■ WHAT IS NEEDED ■
Select every line containing the word "تودوني" from the material, and copy those lines.

Stored entries:
☆ ☆ ☆

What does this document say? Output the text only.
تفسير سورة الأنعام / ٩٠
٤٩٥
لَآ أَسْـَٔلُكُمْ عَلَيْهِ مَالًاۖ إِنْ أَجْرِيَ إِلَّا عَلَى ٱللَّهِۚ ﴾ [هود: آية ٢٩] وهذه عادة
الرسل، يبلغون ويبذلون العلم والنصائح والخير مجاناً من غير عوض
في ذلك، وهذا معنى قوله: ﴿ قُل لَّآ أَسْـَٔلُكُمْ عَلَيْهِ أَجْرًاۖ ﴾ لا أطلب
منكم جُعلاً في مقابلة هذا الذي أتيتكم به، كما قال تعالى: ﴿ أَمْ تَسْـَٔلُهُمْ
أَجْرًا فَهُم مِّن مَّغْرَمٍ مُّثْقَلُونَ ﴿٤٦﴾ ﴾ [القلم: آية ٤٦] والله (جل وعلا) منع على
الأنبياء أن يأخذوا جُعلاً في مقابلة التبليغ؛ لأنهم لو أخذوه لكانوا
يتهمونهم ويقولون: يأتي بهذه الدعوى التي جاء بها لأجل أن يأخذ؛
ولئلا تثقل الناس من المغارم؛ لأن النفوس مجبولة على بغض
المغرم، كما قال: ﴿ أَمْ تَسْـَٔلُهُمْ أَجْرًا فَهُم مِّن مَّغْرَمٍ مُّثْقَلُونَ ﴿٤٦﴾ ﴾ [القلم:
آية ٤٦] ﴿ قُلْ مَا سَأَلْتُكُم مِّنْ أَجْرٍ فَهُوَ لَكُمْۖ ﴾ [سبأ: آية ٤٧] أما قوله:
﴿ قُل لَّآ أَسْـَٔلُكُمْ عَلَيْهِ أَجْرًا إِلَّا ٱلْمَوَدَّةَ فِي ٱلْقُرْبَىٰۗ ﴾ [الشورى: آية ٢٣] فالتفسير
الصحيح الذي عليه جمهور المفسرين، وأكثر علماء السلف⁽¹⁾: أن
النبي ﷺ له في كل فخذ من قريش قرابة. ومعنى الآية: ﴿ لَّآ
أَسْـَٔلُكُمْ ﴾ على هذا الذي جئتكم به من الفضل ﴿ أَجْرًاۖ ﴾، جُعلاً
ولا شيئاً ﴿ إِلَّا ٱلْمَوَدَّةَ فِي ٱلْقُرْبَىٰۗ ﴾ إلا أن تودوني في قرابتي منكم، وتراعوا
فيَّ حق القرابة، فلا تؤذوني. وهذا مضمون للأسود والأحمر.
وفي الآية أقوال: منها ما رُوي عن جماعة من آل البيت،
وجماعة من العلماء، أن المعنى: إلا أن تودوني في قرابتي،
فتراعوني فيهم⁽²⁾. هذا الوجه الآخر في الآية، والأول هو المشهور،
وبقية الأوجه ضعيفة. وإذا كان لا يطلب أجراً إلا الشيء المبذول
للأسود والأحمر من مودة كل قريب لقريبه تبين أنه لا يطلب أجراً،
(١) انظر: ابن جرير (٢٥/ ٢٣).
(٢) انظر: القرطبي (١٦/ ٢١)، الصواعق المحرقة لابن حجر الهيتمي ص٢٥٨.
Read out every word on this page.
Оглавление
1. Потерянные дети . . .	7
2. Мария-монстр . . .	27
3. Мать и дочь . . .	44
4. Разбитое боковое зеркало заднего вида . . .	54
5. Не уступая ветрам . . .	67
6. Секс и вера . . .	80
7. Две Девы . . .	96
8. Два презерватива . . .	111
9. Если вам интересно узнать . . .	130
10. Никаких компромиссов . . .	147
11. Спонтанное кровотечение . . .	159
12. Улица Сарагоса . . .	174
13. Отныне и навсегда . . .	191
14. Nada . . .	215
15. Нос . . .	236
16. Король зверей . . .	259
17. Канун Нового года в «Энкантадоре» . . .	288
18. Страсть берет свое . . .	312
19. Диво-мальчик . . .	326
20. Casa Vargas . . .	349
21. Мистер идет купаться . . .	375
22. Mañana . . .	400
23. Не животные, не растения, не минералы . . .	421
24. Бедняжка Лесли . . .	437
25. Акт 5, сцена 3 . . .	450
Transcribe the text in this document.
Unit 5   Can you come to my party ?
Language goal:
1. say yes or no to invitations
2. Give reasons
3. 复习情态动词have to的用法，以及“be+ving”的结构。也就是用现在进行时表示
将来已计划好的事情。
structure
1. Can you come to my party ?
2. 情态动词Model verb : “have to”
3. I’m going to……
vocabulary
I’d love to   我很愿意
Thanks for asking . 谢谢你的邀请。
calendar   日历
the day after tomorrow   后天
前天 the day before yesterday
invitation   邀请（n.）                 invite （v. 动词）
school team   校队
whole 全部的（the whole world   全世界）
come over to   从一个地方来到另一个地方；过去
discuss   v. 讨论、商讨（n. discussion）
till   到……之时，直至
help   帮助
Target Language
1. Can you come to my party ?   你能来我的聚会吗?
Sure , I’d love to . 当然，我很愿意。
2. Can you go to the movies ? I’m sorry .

☆ ☆ ☆

■ THE SOLUTION ■
ولا شيئاً ﴿ إِلَّا ٱلْمَوَدَّةَ فِي ٱلْقُرْبَىٰۗ ﴾ إلا أن تودوني في قرابتي منكم، وتراعوا
وجماعة من العلماء، أن المعنى: إلا أن تودوني في قرابتي،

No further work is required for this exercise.